> [DESCRIPTION OF THE TASK]:
Select all lines in the records that include "title".

> [EXTRACTED RECORDS]:
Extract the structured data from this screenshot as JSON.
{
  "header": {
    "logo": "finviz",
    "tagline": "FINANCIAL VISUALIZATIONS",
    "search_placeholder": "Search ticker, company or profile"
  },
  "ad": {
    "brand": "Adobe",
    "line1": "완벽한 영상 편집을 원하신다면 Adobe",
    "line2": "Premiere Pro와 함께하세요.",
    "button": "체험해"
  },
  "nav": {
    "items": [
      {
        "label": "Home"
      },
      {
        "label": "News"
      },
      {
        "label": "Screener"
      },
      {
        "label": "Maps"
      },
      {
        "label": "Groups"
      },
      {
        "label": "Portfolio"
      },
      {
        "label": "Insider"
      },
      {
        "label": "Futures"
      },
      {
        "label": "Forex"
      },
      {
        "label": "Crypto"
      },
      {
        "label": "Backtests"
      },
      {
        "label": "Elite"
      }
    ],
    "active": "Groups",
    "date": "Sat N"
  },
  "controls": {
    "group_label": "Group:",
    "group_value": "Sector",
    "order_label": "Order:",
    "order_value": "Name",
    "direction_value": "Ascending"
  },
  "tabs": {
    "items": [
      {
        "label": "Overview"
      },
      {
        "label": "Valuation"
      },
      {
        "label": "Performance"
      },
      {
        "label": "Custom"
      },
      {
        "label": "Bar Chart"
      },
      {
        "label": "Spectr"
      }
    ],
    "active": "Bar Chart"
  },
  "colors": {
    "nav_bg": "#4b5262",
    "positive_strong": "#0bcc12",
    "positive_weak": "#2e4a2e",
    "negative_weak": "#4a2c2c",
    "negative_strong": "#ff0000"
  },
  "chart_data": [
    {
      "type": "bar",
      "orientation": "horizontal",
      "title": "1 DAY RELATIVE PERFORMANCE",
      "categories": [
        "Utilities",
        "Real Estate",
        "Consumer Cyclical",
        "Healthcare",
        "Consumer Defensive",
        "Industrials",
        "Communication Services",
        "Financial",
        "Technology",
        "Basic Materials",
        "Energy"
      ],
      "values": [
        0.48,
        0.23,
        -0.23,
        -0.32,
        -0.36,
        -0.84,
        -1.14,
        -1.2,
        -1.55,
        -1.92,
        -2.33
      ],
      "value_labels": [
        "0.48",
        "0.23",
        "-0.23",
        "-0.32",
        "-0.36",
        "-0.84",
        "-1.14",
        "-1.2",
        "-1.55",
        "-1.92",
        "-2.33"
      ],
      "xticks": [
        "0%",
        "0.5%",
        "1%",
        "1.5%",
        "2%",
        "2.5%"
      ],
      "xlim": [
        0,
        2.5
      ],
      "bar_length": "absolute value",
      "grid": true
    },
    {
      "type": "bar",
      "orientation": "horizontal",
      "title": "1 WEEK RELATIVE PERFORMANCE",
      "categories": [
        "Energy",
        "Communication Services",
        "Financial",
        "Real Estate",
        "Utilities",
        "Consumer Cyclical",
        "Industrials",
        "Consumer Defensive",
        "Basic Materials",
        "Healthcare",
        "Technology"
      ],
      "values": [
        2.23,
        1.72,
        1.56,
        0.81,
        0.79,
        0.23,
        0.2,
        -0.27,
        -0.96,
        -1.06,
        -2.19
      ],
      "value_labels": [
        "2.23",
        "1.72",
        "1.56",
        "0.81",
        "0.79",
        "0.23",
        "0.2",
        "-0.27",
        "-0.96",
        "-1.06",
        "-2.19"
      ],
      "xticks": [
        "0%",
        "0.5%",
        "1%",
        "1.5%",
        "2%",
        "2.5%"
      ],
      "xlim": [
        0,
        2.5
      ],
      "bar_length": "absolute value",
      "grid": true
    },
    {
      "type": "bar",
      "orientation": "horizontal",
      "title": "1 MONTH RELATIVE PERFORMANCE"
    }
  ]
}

--

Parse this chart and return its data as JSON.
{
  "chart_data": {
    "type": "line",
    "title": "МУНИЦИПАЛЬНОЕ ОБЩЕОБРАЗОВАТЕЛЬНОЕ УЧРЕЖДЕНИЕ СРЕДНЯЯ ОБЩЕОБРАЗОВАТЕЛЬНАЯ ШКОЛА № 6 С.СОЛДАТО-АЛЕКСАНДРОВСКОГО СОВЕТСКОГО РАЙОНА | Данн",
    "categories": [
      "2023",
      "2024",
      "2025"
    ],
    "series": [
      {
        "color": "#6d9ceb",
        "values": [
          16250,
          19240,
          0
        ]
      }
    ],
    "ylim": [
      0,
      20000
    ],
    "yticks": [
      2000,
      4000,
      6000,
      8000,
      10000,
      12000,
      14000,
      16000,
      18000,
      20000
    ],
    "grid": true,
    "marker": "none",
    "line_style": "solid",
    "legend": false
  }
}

> [REPLY TO THE EXERCISE]:
      "title": "1 DAY RELATIVE PERFORMANCE",
      "title": "1 WEEK RELATIVE PERFORMANCE",
      "title": "1 MONTH RELATIVE PERFORMANCE"
    "title": "МУНИЦИПАЛЬНОЕ ОБЩЕОБРАЗОВАТЕЛЬНОЕ УЧРЕЖДЕНИЕ СРЕДНЯЯ ОБЩЕОБРАЗОВАТЕЛЬНАЯ ШКОЛА № 6 С.СОЛДАТО-АЛЕКСАНДРОВСКОГО СОВЕТСКОГО РАЙОНА | Данн",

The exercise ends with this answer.